# START OF Available records

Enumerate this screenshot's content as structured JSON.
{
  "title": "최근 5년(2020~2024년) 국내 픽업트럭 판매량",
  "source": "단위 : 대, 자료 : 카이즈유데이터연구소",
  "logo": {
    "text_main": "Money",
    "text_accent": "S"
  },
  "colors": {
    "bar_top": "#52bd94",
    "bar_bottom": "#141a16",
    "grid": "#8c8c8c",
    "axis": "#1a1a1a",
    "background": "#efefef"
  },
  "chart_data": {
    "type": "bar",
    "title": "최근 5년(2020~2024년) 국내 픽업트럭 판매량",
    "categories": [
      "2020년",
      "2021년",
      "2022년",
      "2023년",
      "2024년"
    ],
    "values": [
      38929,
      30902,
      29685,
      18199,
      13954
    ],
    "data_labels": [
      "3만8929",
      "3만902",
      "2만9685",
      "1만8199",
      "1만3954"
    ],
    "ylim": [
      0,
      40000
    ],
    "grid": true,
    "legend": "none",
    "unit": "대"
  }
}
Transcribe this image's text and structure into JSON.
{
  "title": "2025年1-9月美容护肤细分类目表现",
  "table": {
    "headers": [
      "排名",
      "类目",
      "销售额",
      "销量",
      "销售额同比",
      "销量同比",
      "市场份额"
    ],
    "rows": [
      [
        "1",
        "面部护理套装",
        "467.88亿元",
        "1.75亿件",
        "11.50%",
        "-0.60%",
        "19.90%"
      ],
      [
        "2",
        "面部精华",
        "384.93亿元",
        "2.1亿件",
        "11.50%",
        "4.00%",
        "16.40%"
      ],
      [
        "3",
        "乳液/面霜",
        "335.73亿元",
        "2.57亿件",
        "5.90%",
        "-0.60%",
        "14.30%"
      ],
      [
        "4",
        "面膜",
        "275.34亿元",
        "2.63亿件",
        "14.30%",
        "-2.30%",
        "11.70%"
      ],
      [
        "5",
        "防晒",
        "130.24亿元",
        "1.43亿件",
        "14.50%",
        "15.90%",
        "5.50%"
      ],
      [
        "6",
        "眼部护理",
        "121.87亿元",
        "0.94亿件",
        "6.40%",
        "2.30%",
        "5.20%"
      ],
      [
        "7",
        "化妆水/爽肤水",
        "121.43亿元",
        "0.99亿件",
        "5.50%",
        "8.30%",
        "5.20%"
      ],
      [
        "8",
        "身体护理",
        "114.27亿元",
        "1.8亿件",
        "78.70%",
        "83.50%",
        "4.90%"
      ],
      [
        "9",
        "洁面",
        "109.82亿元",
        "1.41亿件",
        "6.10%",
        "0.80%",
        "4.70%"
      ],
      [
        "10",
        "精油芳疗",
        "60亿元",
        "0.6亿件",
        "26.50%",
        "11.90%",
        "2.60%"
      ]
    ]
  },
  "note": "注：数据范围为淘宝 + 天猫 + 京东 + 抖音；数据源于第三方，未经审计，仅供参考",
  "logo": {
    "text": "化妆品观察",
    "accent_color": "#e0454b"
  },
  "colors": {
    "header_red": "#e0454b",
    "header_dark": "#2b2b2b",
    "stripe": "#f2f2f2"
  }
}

# END OF Available records

Written instruction:
Restate all of the entries above precisely.

In response:
Enumerate this screenshot's content as structured JSON.
{
  "title": "최근 5년(2020~2024년) 국내 픽업트럭 판매량",
  "source": "단위 : 대, 자료 : 카이즈유데이터연구소",
  "logo": {
    "text_main": "Money",
    "text_accent": "S"
  },
  "colors": {
    "bar_top": "#52bd94",
    "bar_bottom": "#141a16",
    "grid": "#8c8c8c",
    "axis": "#1a1a1a",
    "background": "#efefef"
  },
  "chart_data": {
    "type": "bar",
    "title": "최근 5년(2020~2024년) 국내 픽업트럭 판매량",
    "categories": [
      "2020년",
      "2021년",
      "2022년",
      "2023년",
      "2024년"
    ],
    "values": [
      38929,
      30902,
      29685,
      18199,
      13954
    ],
    "data_labels": [
      "3만8929",
      "3만902",
      "2만9685",
      "1만8199",
      "1만3954"
    ],
    "ylim": [
      0,
      40000
    ],
    "grid": true,
    "legend": "none",
    "unit": "대"
  }
}
Transcribe this image's text and structure into JSON.
{
  "title": "2025年1-9月美容护肤细分类目表现",
  "table": {
    "headers": [
      "排名",
      "类目",
      "销售额",
      "销量",
      "销售额同比",
      "销量同比",
      "市场份额"
    ],
    "rows": [
      [
        "1",
        "面部护理套装",
        "467.88亿元",
        "1.75亿件",
        "11.50%",
        "-0.60%",
        "19.90%"
      ],
      [
        "2",
        "面部精华",
        "384.93亿元",
        "2.1亿件",
        "11.50%",
        "4.00%",
        "16.40%"
      ],
      [
        "3",
        "乳液/面霜",
        "335.73亿元",
        "2.57亿件",
        "5.90%",
        "-0.60%",
        "14.30%"
      ],
      [
        "4",
        "面膜",
        "275.34亿元",
        "2.63亿件",
        "14.30%",
        "-2.30%",
        "11.70%"
      ],
      [
        "5",
        "防晒",
        "130.24亿元",
        "1.43亿件",
        "14.50%",
        "15.90%",
        "5.50%"
      ],
      [
        "6",
        "眼部护理",
        "121.87亿元",
        "0.94亿件",
        "6.40%",
        "2.30%",
        "5.20%"
      ],
      [
        "7",
        "化妆水/爽肤水",
        "121.43亿元",
        "0.99亿件",
        "5.50%",
        "8.30%",
        "5.20%"
      ],
      [
        "8",
        "身体护理",
        "114.27亿元",
        "1.8亿件",
        "78.70%",
        "83.50%",
        "4.90%"
      ],
      [
        "9",
        "洁面",
        "109.82亿元",
        "1.41亿件",
        "6.10%",
        "0.80%",
        "4.70%"
      ],
      [
        "10",
        "精油芳疗",
        "60亿元",
        "0.6亿件",
        "26.50%",
        "11.90%",
        "2.60%"
      ]
    ]
  },
  "note": "注：数据范围为淘宝 + 天猫 + 京东 + 抖音；数据源于第三方，未经审计，仅供参考",
  "logo": {
    "text": "化妆品观察",
    "accent_color": "#e0454b"
  },
  "colors": {
    "header_red": "#e0454b",
    "header_dark": "#2b2b2b",
    "stripe": "#f2f2f2"
  }
}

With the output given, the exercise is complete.